[PROBLEM]:
Find each line with the string "pressure" and report it.

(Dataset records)
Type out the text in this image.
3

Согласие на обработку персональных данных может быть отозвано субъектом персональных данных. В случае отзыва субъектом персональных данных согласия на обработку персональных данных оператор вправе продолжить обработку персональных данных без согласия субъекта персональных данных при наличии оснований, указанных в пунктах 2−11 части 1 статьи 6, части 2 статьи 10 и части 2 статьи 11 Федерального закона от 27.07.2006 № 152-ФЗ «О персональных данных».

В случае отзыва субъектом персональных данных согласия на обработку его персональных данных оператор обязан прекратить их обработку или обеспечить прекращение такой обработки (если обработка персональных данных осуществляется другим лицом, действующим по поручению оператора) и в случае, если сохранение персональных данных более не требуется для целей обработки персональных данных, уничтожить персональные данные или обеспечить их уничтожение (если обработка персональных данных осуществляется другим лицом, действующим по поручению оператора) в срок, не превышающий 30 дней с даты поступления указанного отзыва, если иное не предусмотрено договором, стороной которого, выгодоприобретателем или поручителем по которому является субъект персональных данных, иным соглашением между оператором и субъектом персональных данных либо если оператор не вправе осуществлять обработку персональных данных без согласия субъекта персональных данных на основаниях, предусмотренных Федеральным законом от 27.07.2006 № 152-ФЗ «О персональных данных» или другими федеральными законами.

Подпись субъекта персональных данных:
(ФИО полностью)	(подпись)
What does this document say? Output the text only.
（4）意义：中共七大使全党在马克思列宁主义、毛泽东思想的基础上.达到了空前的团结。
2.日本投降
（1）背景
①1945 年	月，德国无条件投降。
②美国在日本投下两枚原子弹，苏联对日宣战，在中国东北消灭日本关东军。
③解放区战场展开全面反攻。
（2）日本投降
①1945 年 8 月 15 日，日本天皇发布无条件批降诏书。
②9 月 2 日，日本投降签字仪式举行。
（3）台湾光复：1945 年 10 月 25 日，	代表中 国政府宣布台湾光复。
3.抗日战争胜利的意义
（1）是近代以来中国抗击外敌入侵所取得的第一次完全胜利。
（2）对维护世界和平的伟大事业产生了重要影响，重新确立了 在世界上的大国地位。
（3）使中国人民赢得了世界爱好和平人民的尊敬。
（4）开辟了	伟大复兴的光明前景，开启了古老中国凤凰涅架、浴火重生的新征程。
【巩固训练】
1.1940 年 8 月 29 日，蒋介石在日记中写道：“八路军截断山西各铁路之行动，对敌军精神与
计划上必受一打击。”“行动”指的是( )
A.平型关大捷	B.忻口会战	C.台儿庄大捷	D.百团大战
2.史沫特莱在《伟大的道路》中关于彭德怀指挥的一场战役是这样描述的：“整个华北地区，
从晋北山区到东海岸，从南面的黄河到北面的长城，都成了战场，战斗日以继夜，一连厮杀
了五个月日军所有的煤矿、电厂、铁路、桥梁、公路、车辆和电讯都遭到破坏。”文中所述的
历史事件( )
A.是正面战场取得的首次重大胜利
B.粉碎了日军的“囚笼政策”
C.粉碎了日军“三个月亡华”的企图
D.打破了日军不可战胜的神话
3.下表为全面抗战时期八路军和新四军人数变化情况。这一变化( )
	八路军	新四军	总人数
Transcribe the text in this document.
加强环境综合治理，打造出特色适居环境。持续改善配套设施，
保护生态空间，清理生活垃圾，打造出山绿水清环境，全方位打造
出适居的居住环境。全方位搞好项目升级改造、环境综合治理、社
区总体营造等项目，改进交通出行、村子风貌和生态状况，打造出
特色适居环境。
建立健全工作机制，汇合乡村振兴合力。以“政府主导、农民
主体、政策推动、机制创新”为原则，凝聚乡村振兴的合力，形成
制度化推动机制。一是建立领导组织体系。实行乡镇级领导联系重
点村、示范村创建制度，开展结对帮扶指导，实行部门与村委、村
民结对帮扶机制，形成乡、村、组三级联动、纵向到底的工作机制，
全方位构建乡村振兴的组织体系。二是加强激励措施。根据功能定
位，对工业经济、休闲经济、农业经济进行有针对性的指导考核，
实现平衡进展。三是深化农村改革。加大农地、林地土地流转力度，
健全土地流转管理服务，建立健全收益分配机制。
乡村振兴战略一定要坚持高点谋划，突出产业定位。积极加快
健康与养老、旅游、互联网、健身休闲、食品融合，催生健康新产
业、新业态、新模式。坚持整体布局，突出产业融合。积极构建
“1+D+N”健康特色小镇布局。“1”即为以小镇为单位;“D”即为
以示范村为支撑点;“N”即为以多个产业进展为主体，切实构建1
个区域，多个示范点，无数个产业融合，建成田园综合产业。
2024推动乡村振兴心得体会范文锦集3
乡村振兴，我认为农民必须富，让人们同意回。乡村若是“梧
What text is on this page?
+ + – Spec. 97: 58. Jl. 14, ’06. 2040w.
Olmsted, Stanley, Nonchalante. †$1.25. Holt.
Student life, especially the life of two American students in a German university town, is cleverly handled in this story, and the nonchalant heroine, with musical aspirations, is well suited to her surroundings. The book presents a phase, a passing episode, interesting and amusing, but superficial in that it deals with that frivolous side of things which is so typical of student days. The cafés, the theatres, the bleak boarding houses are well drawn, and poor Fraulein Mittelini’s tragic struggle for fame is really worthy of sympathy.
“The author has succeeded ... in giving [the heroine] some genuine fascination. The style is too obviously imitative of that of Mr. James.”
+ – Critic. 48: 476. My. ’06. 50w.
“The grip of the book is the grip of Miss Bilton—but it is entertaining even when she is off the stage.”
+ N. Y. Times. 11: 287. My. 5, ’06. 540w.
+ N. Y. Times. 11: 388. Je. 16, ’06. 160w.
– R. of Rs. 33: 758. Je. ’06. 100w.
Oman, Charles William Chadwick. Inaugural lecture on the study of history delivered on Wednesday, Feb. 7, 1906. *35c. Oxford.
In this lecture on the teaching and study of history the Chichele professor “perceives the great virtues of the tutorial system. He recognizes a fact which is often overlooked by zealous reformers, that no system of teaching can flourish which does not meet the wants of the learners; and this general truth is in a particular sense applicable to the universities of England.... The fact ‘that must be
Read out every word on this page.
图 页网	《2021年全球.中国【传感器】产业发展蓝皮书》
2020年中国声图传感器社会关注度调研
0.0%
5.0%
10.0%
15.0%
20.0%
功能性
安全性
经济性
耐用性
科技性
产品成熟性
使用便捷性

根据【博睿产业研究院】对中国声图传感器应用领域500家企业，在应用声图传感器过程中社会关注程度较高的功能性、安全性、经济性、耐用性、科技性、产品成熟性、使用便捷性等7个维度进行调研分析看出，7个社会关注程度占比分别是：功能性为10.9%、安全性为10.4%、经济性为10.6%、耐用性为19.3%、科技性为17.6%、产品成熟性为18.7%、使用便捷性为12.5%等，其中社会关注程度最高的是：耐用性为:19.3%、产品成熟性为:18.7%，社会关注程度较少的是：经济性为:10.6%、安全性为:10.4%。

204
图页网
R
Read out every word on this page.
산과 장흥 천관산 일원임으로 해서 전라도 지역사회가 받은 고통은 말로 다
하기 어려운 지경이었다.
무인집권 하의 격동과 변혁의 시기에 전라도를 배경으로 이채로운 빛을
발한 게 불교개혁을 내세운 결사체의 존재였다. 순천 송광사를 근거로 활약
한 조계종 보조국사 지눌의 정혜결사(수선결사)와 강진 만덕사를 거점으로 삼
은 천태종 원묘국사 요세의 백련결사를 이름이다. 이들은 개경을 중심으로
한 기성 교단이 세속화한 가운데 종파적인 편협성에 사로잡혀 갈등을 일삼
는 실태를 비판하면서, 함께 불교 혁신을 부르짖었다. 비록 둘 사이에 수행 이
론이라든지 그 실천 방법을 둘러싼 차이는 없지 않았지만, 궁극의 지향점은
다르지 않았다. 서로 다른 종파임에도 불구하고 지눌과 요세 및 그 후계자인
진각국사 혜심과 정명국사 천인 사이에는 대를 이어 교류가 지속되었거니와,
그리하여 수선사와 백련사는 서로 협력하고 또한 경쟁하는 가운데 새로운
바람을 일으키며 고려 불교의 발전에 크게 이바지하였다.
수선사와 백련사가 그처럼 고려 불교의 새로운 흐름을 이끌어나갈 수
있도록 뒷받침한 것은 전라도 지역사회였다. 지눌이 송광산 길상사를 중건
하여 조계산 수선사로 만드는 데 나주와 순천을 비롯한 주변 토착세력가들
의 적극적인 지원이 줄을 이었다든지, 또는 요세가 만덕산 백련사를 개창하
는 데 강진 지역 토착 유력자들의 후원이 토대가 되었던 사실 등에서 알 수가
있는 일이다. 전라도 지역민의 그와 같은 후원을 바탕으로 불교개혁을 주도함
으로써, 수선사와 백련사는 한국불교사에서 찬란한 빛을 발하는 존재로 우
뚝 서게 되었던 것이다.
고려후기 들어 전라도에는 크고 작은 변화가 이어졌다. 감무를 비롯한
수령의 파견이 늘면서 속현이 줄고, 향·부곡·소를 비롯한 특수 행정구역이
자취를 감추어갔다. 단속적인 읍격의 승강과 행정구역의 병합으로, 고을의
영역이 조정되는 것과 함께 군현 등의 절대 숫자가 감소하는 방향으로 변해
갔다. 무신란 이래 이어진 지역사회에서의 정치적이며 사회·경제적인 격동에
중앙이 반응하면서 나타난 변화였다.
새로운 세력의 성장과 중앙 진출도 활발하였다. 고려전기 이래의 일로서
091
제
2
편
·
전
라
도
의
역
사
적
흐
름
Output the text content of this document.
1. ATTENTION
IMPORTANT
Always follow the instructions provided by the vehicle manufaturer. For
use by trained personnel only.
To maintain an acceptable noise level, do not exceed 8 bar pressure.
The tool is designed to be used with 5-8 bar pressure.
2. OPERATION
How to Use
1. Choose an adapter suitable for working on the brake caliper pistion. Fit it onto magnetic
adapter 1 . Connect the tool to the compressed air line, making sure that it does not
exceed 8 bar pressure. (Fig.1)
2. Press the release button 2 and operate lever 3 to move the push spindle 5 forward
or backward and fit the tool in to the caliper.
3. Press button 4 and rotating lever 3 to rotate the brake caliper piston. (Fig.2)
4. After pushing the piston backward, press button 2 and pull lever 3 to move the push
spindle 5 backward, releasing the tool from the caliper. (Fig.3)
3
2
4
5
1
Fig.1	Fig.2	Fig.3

[THE COMPLETED TASK]:
To maintain an acceptable noise level, do not exceed 8 bar pressure.
The tool is designed to be used with 5-8 bar pressure.
exceed 8 bar pressure. (Fig.1)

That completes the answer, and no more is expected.